■ Task instructions: Restate the material word for word and leave out anything that is a picture.

■ Records shown:

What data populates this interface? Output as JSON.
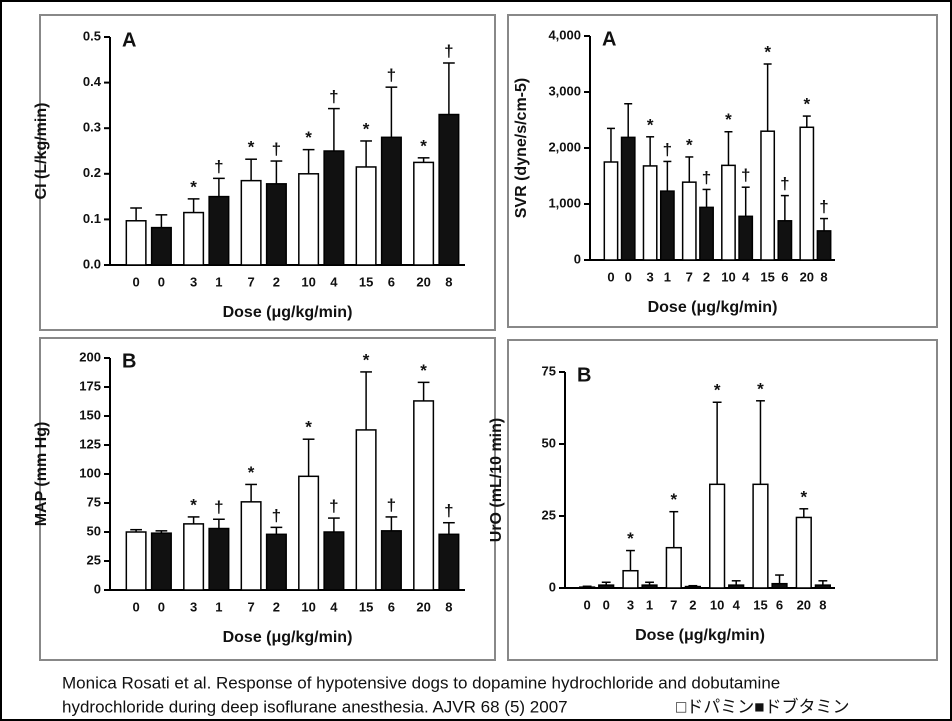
{
  "chart_data": [
    {
      "type": "bar",
      "panel_label": "A",
      "ylabel": "CI (L/kg/min)",
      "xlabel": "Dose (μg/kg/min)",
      "ylim": [
        0,
        0.5
      ],
      "yticks": [
        {
          "value": 0,
          "label": "0.0"
        },
        0.1,
        0.2,
        0.3,
        0.4,
        0.5
      ],
      "series": [
        {
          "color": "#ffffff",
          "doses": [
            "0",
            "3",
            "7",
            "10",
            "15",
            "20"
          ],
          "values": [
            0.097,
            0.115,
            0.185,
            0.2,
            0.215,
            0.225
          ],
          "errors": [
            0.028,
            0.03,
            0.047,
            0.053,
            0.057,
            0.01
          ],
          "markers": [
            null,
            "*",
            "*",
            "*",
            "*",
            "*"
          ]
        },
        {
          "color": "#111111",
          "doses": [
            "0",
            "1",
            "2",
            "4",
            "6",
            "8"
          ],
          "values": [
            0.082,
            0.15,
            0.178,
            0.25,
            0.28,
            0.33
          ],
          "errors": [
            0.028,
            0.04,
            0.05,
            0.093,
            0.11,
            0.113
          ],
          "markers": [
            null,
            "†",
            "†",
            "†",
            "†",
            "†"
          ]
        }
      ]
    },
    {
      "type": "bar",
      "panel_label": "A",
      "ylabel": "SVR (dyne/s/cm-5)",
      "xlabel": "Dose (μg/kg/min)",
      "ylim": [
        0,
        4000
      ],
      "yticks": [
        0,
        {
          "value": 1000,
          "label": "1,000"
        },
        {
          "value": 2000,
          "label": "2,000"
        },
        {
          "value": 3000,
          "label": "3,000"
        },
        {
          "value": 4000,
          "label": "4,000"
        }
      ],
      "series": [
        {
          "color": "#ffffff",
          "doses": [
            "0",
            "3",
            "7",
            "10",
            "15",
            "20"
          ],
          "values": [
            1750,
            1680,
            1390,
            1690,
            2300,
            2370
          ],
          "errors": [
            600,
            520,
            450,
            600,
            1200,
            200
          ],
          "markers": [
            null,
            "*",
            "*",
            "*",
            "*",
            "*"
          ]
        },
        {
          "color": "#111111",
          "doses": [
            "0",
            "1",
            "2",
            "4",
            "6",
            "8"
          ],
          "values": [
            2190,
            1230,
            940,
            780,
            700,
            520
          ],
          "errors": [
            600,
            530,
            320,
            520,
            450,
            220
          ],
          "markers": [
            null,
            "†",
            "†",
            "†",
            "†",
            "†"
          ]
        }
      ]
    },
    {
      "type": "bar",
      "panel_label": "B",
      "ylabel": "MAP (mm Hg)",
      "xlabel": "Dose (μg/kg/min)",
      "ylim": [
        0,
        200
      ],
      "yticks": [
        0,
        25,
        50,
        75,
        100,
        125,
        150,
        175,
        200
      ],
      "series": [
        {
          "color": "#ffffff",
          "doses": [
            "0",
            "3",
            "7",
            "10",
            "15",
            "20"
          ],
          "values": [
            50,
            57,
            76,
            98,
            138,
            163
          ],
          "errors": [
            2,
            6,
            15,
            32,
            50,
            16
          ],
          "markers": [
            null,
            "*",
            "*",
            "*",
            "*",
            "*"
          ]
        },
        {
          "color": "#111111",
          "doses": [
            "0",
            "1",
            "2",
            "4",
            "6",
            "8"
          ],
          "values": [
            49,
            53,
            48,
            50,
            51,
            48
          ],
          "errors": [
            2,
            8,
            6,
            12,
            12,
            10
          ],
          "markers": [
            null,
            "†",
            "†",
            "†",
            "†",
            "†"
          ]
        }
      ]
    },
    {
      "type": "bar",
      "panel_label": "B",
      "ylabel": "UrO (mL/10 min)",
      "xlabel": "Dose (μg/kg/min)",
      "ylim": [
        0,
        75
      ],
      "yticks": [
        0,
        25,
        50,
        75
      ],
      "series": [
        {
          "color": "#ffffff",
          "doses": [
            "0",
            "3",
            "7",
            "10",
            "15",
            "20"
          ],
          "values": [
            0.3,
            6,
            14,
            36,
            36,
            24.5
          ],
          "errors": [
            0.3,
            7,
            12.5,
            28.5,
            29,
            3
          ],
          "markers": [
            null,
            "*",
            "*",
            "*",
            "*",
            "*"
          ]
        },
        {
          "color": "#111111",
          "doses": [
            "0",
            "1",
            "2",
            "4",
            "6",
            "8"
          ],
          "values": [
            1,
            1,
            0.5,
            1,
            1.5,
            1
          ],
          "errors": [
            1,
            1,
            0.3,
            1.5,
            3,
            1.5
          ],
          "markers": [
            null,
            null,
            null,
            null,
            null,
            null
          ]
        }
      ]
    }
  ],
  "caption": [
    "Monica Rosati et al. Response of hypotensive dogs to dopamine hydrochloride and dobutamine",
    "hydrochloride during deep isoflurane anesthesia. AJVR 68 (5) 2007"
  ],
  "legend_text": "□ドパミン■ドブタミン"
}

■ Solution to this problem:
What data populates this interface? Output as JSON.
{
  "chart_data": [
    {
      "type": "bar",
      "panel_label": "A",
      "ylabel": "CI (L/kg/min)",
      "xlabel": "Dose (μg/kg/min)",
      "ylim": [
        0,
        0.5
      ],
      "yticks": [
        {
          "value": 0,
          "label": "0.0"
        },
        0.1,
        0.2,
        0.3,
        0.4,
        0.5
      ],
      "series": [
        {
          "color": "#ffffff",
          "doses": [
            "0",
            "3",
            "7",
            "10",
            "15",
            "20"
          ],
          "values": [
            0.097,
            0.115,
            0.185,
            0.2,
            0.215,
            0.225
          ],
          "errors": [
            0.028,
            0.03,
            0.047,
            0.053,
            0.057,
            0.01
          ],
          "markers": [
            null,
            "*",
            "*",
            "*",
            "*",
            "*"
          ]
        },
        {
          "color": "#111111",
          "doses": [
            "0",
            "1",
            "2",
            "4",
            "6",
            "8"
          ],
          "values": [
            0.082,
            0.15,
            0.178,
            0.25,
            0.28,
            0.33
          ],
          "errors": [
            0.028,
            0.04,
            0.05,
            0.093,
            0.11,
            0.113
          ],
          "markers": [
            null,
            "†",
            "†",
            "†",
            "†",
            "†"
          ]
        }
      ]
    },
    {
      "type": "bar",
      "panel_label": "A",
      "ylabel": "SVR (dyne/s/cm-5)",
      "xlabel": "Dose (μg/kg/min)",
      "ylim": [
        0,
        4000
      ],
      "yticks": [
        0,
        {
          "value": 1000,
          "label": "1,000"
        },
        {
          "value": 2000,
          "label": "2,000"
        },
        {
          "value": 3000,
          "label": "3,000"
        },
        {
          "value": 4000,
          "label": "4,000"
        }
      ],
      "series": [
        {
          "color": "#ffffff",
          "doses": [
            "0",
            "3",
            "7",
            "10",
            "15",
            "20"
          ],
          "values": [
            1750,
            1680,
            1390,
            1690,
            2300,
            2370
          ],
          "errors": [
            600,
            520,
            450,
            600,
            1200,
            200
          ],
          "markers": [
            null,
            "*",
            "*",
            "*",
            "*",
            "*"
          ]
        },
        {
          "color": "#111111",
          "doses": [
            "0",
            "1",
            "2",
            "4",
            "6",
            "8"
          ],
          "values": [
            2190,
            1230,
            940,
            780,
            700,
            520
          ],
          "errors": [
            600,
            530,
            320,
            520,
            450,
            220
          ],
          "markers": [
            null,
            "†",
            "†",
            "†",
            "†",
            "†"
          ]
        }
      ]
    },
    {
      "type": "bar",
      "panel_label": "B",
      "ylabel": "MAP (mm Hg)",
      "xlabel": "Dose (μg/kg/min)",
      "ylim": [
        0,
        200
      ],
      "yticks": [
        0,
        25,
        50,
        75,
        100,
        125,
        150,
        175,
        200
      ],
      "series": [
        {
          "color": "#ffffff",
          "doses": [
            "0",
            "3",
            "7",
            "10",
            "15",
            "20"
          ],
          "values": [
            50,
            57,
            76,
            98,
            138,
            163
          ],
          "errors": [
            2,
            6,
            15,
            32,
            50,
            16
          ],
          "markers": [
            null,
            "*",
            "*",
            "*",
            "*",
            "*"
          ]
        },
        {
          "color": "#111111",
          "doses": [
            "0",
            "1",
            "2",
            "4",
            "6",
            "8"
          ],
          "values": [
            49,
            53,
            48,
            50,
            51,
            48
          ],
          "errors": [
            2,
            8,
            6,
            12,
            12,
            10
          ],
          "markers": [
            null,
            "†",
            "†",
            "†",
            "†",
            "†"
          ]
        }
      ]
    },
    {
      "type": "bar",
      "panel_label": "B",
      "ylabel": "UrO (mL/10 min)",
      "xlabel": "Dose (μg/kg/min)",
      "ylim": [
        0,
        75
      ],
      "yticks": [
        0,
        25,
        50,
        75
      ],
      "series": [
        {
          "color": "#ffffff",
          "doses": [
            "0",
            "3",
            "7",
            "10",
            "15",
            "20"
          ],
          "values": [
            0.3,
            6,
            14,
            36,
            36,
            24.5
          ],
          "errors": [
            0.3,
            7,
            12.5,
            28.5,
            29,
            3
          ],
          "markers": [
            null,
            "*",
            "*",
            "*",
            "*",
            "*"
          ]
        },
        {
          "color": "#111111",
          "doses": [
            "0",
            "1",
            "2",
            "4",
            "6",
            "8"
          ],
          "values": [
            1,
            1,
            0.5,
            1,
            1.5,
            1
          ],
          "errors": [
            1,
            1,
            0.3,
            1.5,
            3,
            1.5
          ],
          "markers": [
            null,
            null,
            null,
            null,
            null,
            null
          ]
        }
      ]
    }
  ],
  "caption": [
    "Monica Rosati et al. Response of hypotensive dogs to dopamine hydrochloride and dobutamine",
    "hydrochloride during deep isoflurane anesthesia. AJVR 68 (5) 2007"
  ],
  "legend_text": "□ドパミン■ドブタミン"
}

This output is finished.